== Available data

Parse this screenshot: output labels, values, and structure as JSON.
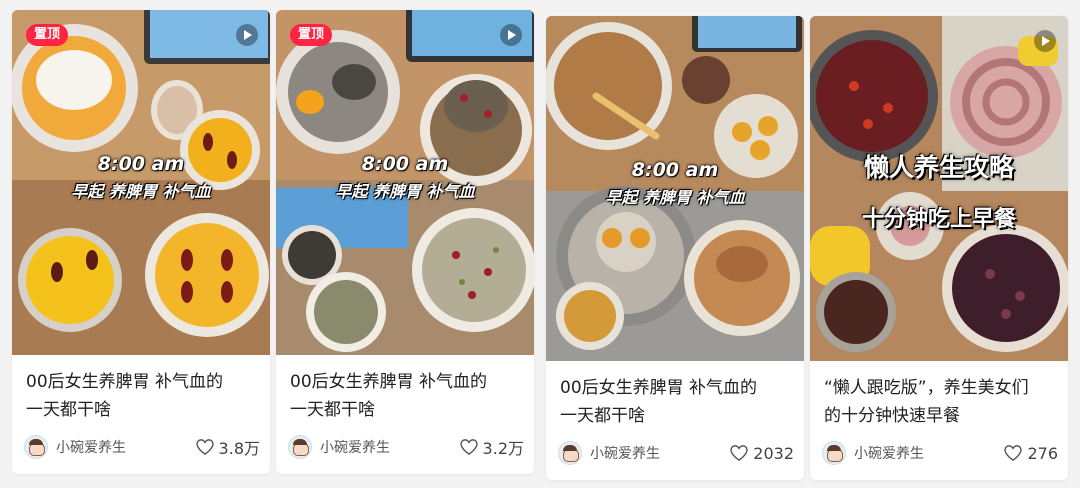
{
  "cards": [
    {
      "pinned": true,
      "pin_label": "置顶",
      "overlay_time": "8:00 am",
      "overlay_sub": "早起 养脾胃 补气血",
      "title_line1": "00后女生养脾胃 补气血的",
      "title_line2": "一天都干啥",
      "author": "小碗爱养生",
      "likes": "3.8万"
    },
    {
      "pinned": true,
      "pin_label": "置顶",
      "overlay_time": "8:00 am",
      "overlay_sub": "早起 养脾胃 补气血",
      "title_line1": "00后女生养脾胃 补气血的",
      "title_line2": "一天都干啥",
      "author": "小碗爱养生",
      "likes": "3.2万"
    },
    {
      "pinned": false,
      "overlay_time": "8:00 am",
      "overlay_sub": "早起 养脾胃 补气血",
      "title_line1": "00后女生养脾胃 补气血的",
      "title_line2": "一天都干啥",
      "author": "小碗爱养生",
      "likes": "2032"
    },
    {
      "pinned": false,
      "overlay_big": "懒人养生攻略",
      "overlay_mid": "十分钟吃上早餐",
      "title_line1": "“懒人跟吃版”，养生美女们",
      "title_line2": "的十分钟快速早餐",
      "author": "小碗爱养生",
      "likes": "276"
    }
  ],
  "colors": {
    "pin_red": "#ff2442",
    "card_bg": "#ffffff",
    "page_bg": "#f3f3f3"
  },
  "icons": [
    "play-video-icon",
    "heart-icon",
    "avatar"
  ]
}
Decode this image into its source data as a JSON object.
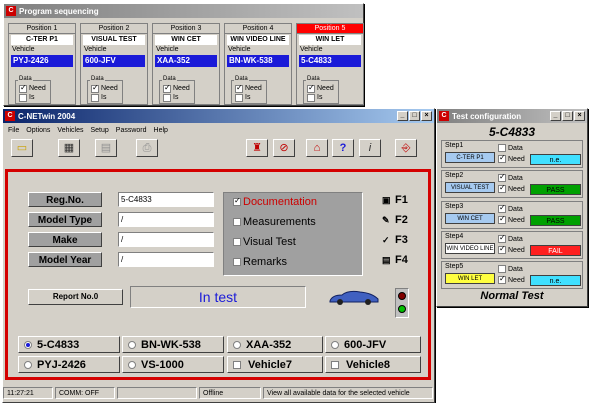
{
  "seq_window": {
    "title": "Program sequencing",
    "positions": [
      {
        "head": "Position 1",
        "test": "C-TER P1",
        "vehicle_label": "Vehicle",
        "vehicle": "PYJ-2426",
        "data_label": "Data",
        "need": "Need",
        "is": "Is",
        "need_checked": true,
        "active": false
      },
      {
        "head": "Position 2",
        "test": "VISUAL TEST",
        "vehicle_label": "Vehicle",
        "vehicle": "600-JFV",
        "data_label": "Data",
        "need": "Need",
        "is": "Is",
        "need_checked": true,
        "active": false
      },
      {
        "head": "Position 3",
        "test": "WIN CET",
        "vehicle_label": "Vehicle",
        "vehicle": "XAA-352",
        "data_label": "Data",
        "need": "Need",
        "is": "Is",
        "need_checked": true,
        "active": false
      },
      {
        "head": "Position 4",
        "test": "WIN VIDEO LINE",
        "vehicle_label": "Vehicle",
        "vehicle": "BN-WK-538",
        "data_label": "Data",
        "need": "Need",
        "is": "Is",
        "need_checked": true,
        "active": false
      },
      {
        "head": "Position 5",
        "test": "WIN LET",
        "vehicle_label": "Vehicle",
        "vehicle": "5-C4833",
        "data_label": "Data",
        "need": "Need",
        "is": "Is",
        "need_checked": true,
        "active": true
      }
    ]
  },
  "main_window": {
    "title": "C-NETwin 2004",
    "menu": [
      "File",
      "Options",
      "Vehicles",
      "Setup",
      "Password",
      "Help"
    ],
    "fields": [
      {
        "label": "Reg.No.",
        "value": "5-C4833"
      },
      {
        "label": "Model Type",
        "value": "/"
      },
      {
        "label": "Make",
        "value": "/"
      },
      {
        "label": "Model Year",
        "value": "/"
      }
    ],
    "options": [
      {
        "label": "Documentation",
        "checked": true,
        "color": "#cc0000"
      },
      {
        "label": "Measurements",
        "checked": false,
        "color": "#000000"
      },
      {
        "label": "Visual Test",
        "checked": false,
        "color": "#000000"
      },
      {
        "label": "Remarks",
        "checked": false,
        "color": "#000000"
      }
    ],
    "fkeys": [
      "F1",
      "F2",
      "F3",
      "F4"
    ],
    "report_label": "Report No.0",
    "status_text": "In test",
    "vehicles": [
      {
        "label": "5-C4833",
        "type": "radio",
        "on": true
      },
      {
        "label": "BN-WK-538",
        "type": "radio",
        "on": false
      },
      {
        "label": "XAA-352",
        "type": "radio",
        "on": false
      },
      {
        "label": "600-JFV",
        "type": "radio",
        "on": false
      },
      {
        "label": "PYJ-2426",
        "type": "radio",
        "on": false
      },
      {
        "label": "VS-1000",
        "type": "radio",
        "on": false
      },
      {
        "label": "Vehicle7",
        "type": "check",
        "on": false
      },
      {
        "label": "Vehicle8",
        "type": "check",
        "on": false
      }
    ],
    "statusbar": {
      "time": "11:27:21",
      "comm": "COMM: OFF",
      "mode": "Offline",
      "message": "View all available data for the selected vehicle"
    }
  },
  "config_window": {
    "title": "Test configuration",
    "vehicle": "5-C4833",
    "footer": "Normal Test",
    "steps": [
      {
        "label": "Step1",
        "name": "C-TER P1",
        "name_bg": "#a6caf0",
        "data": false,
        "need": true,
        "data_label": "Data",
        "need_label": "Need",
        "result": "n.e.",
        "result_bg": "#40e0ff",
        "result_color": "#000"
      },
      {
        "label": "Step2",
        "name": "VISUAL TEST",
        "name_bg": "#a6caf0",
        "data": true,
        "need": true,
        "data_label": "Data",
        "need_label": "Need",
        "result": "PASS",
        "result_bg": "#00a000",
        "result_color": "#000"
      },
      {
        "label": "Step3",
        "name": "WIN CET",
        "name_bg": "#a6caf0",
        "data": true,
        "need": true,
        "data_label": "Data",
        "need_label": "Need",
        "result": "PASS",
        "result_bg": "#00a000",
        "result_color": "#000"
      },
      {
        "label": "Step4",
        "name": "WIN VIDEO LINE",
        "name_bg": "#ffffff",
        "data": true,
        "need": true,
        "data_label": "Data",
        "need_label": "Need",
        "result": "FAIL",
        "result_bg": "#ff2020",
        "result_color": "#fff"
      },
      {
        "label": "Step5",
        "name": "WIN LET",
        "name_bg": "#ffff40",
        "data": false,
        "need": true,
        "data_label": "Data",
        "need_label": "Need",
        "result": "n.e.",
        "result_bg": "#40e0ff",
        "result_color": "#000"
      }
    ]
  }
}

====

◆ **Instructions for the task**: Reproduce every line of the material precisely, omitting its pictures.

◆ **Answer to this exercise**:
Parse this screenshot: output labels, values, and structure as JSON.
{
  "cards": [
    {
      "pinned": true,
      "pin_label": "置顶",
      "overlay_time": "8:00 am",
      "overlay_sub": "早起 养脾胃 补气血",
      "title_line1": "00后女生养脾胃 补气血的",
      "title_line2": "一天都干啥",
      "author": "小碗爱养生",
      "likes": "3.8万"
    },
    {
      "pinned": true,
      "pin_label": "置顶",
      "overlay_time": "8:00 am",
      "overlay_sub": "早起 养脾胃 补气血",
      "title_line1": "00后女生养脾胃 补气血的",
      "title_line2": "一天都干啥",
      "author": "小碗爱养生",
      "likes": "3.2万"
    },
    {
      "pinned": false,
      "overlay_time": "8:00 am",
      "overlay_sub": "早起 养脾胃 补气血",
      "title_line1": "00后女生养脾胃 补气血的",
      "title_line2": "一天都干啥",
      "author": "小碗爱养生",
      "likes": "2032"
    },
    {
      "pinned": false,
      "overlay_big": "懒人养生攻略",
      "overlay_mid": "十分钟吃上早餐",
      "title_line1": "“懒人跟吃版”，养生美女们",
      "title_line2": "的十分钟快速早餐",
      "author": "小碗爱养生",
      "likes": "276"
    }
  ],
  "colors": {
    "pin_red": "#ff2442",
    "card_bg": "#ffffff",
    "page_bg": "#f3f3f3"
  },
  "icons": [
    "play-video-icon",
    "heart-icon",
    "avatar"
  ]
}
Decode this image into its source data as a JSON object.
{
  "seq_window": {
    "title": "Program sequencing",
    "positions": [
      {
        "head": "Position 1",
        "test": "C-TER P1",
        "vehicle_label": "Vehicle",
        "vehicle": "PYJ-2426",
        "data_label": "Data",
        "need": "Need",
        "is": "Is",
        "need_checked": true,
        "active": false
      },
      {
        "head": "Position 2",
        "test": "VISUAL TEST",
        "vehicle_label": "Vehicle",
        "vehicle": "600-JFV",
        "data_label": "Data",
        "need": "Need",
        "is": "Is",
        "need_checked": true,
        "active": false
      },
      {
        "head": "Position 3",
        "test": "WIN CET",
        "vehicle_label": "Vehicle",
        "vehicle": "XAA-352",
        "data_label": "Data",
        "need": "Need",
        "is": "Is",
        "need_checked": true,
        "active": false
      },
      {
        "head": "Position 4",
        "test": "WIN VIDEO LINE",
        "vehicle_label": "Vehicle",
        "vehicle": "BN-WK-538",
        "data_label": "Data",
        "need": "Need",
        "is": "Is",
        "need_checked": true,
        "active": false
      },
      {
        "head": "Position 5",
        "test": "WIN LET",
        "vehicle_label": "Vehicle",
        "vehicle": "5-C4833",
        "data_label": "Data",
        "need": "Need",
        "is": "Is",
        "need_checked": true,
        "active": true
      }
    ]
  },
  "main_window": {
    "title": "C-NETwin 2004",
    "menu": [
      "File",
      "Options",
      "Vehicles",
      "Setup",
      "Password",
      "Help"
    ],
    "fields": [
      {
        "label": "Reg.No.",
        "value": "5-C4833"
      },
      {
        "label": "Model Type",
        "value": "/"
      },
      {
        "label": "Make",
        "value": "/"
      },
      {
        "label": "Model Year",
        "value": "/"
      }
    ],
    "options": [
      {
        "label": "Documentation",
        "checked": true,
        "color": "#cc0000"
      },
      {
        "label": "Measurements",
        "checked": false,
        "color": "#000000"
      },
      {
        "label": "Visual Test",
        "checked": false,
        "color": "#000000"
      },
      {
        "label": "Remarks",
        "checked": false,
        "color": "#000000"
      }
    ],
    "fkeys": [
      "F1",
      "F2",
      "F3",
      "F4"
    ],
    "report_label": "Report No.0",
    "status_text": "In test",
    "vehicles": [
      {
        "label": "5-C4833",
        "type": "radio",
        "on": true
      },
      {
        "label": "BN-WK-538",
        "type": "radio",
        "on": false
      },
      {
        "label": "XAA-352",
        "type": "radio",
        "on": false
      },
      {
        "label": "600-JFV",
        "type": "radio",
        "on": false
      },
      {
        "label": "PYJ-2426",
        "type": "radio",
        "on": false
      },
      {
        "label": "VS-1000",
        "type": "radio",
        "on": false
      },
      {
        "label": "Vehicle7",
        "type": "check",
        "on": false
      },
      {
        "label": "Vehicle8",
        "type": "check",
        "on": false
      }
    ],
    "statusbar": {
      "time": "11:27:21",
      "comm": "COMM: OFF",
      "mode": "Offline",
      "message": "View all available data for the selected vehicle"
    }
  },
  "config_window": {
    "title": "Test configuration",
    "vehicle": "5-C4833",
    "footer": "Normal Test",
    "steps": [
      {
        "label": "Step1",
        "name": "C-TER P1",
        "name_bg": "#a6caf0",
        "data": false,
        "need": true,
        "data_label": "Data",
        "need_label": "Need",
        "result": "n.e.",
        "result_bg": "#40e0ff",
        "result_color": "#000"
      },
      {
        "label": "Step2",
        "name": "VISUAL TEST",
        "name_bg": "#a6caf0",
        "data": true,
        "need": true,
        "data_label": "Data",
        "need_label": "Need",
        "result": "PASS",
        "result_bg": "#00a000",
        "result_color": "#000"
      },
      {
        "label": "Step3",
        "name": "WIN CET",
        "name_bg": "#a6caf0",
        "data": true,
        "need": true,
        "data_label": "Data",
        "need_label": "Need",
        "result": "PASS",
        "result_bg": "#00a000",
        "result_color": "#000"
      },
      {
        "label": "Step4",
        "name": "WIN VIDEO LINE",
        "name_bg": "#ffffff",
        "data": true,
        "need": true,
        "data_label": "Data",
        "need_label": "Need",
        "result": "FAIL",
        "result_bg": "#ff2020",
        "result_color": "#fff"
      },
      {
        "label": "Step5",
        "name": "WIN LET",
        "name_bg": "#ffff40",
        "data": false,
        "need": true,
        "data_label": "Data",
        "need_label": "Need",
        "result": "n.e.",
        "result_bg": "#40e0ff",
        "result_color": "#000"
      }
    ]
  }
}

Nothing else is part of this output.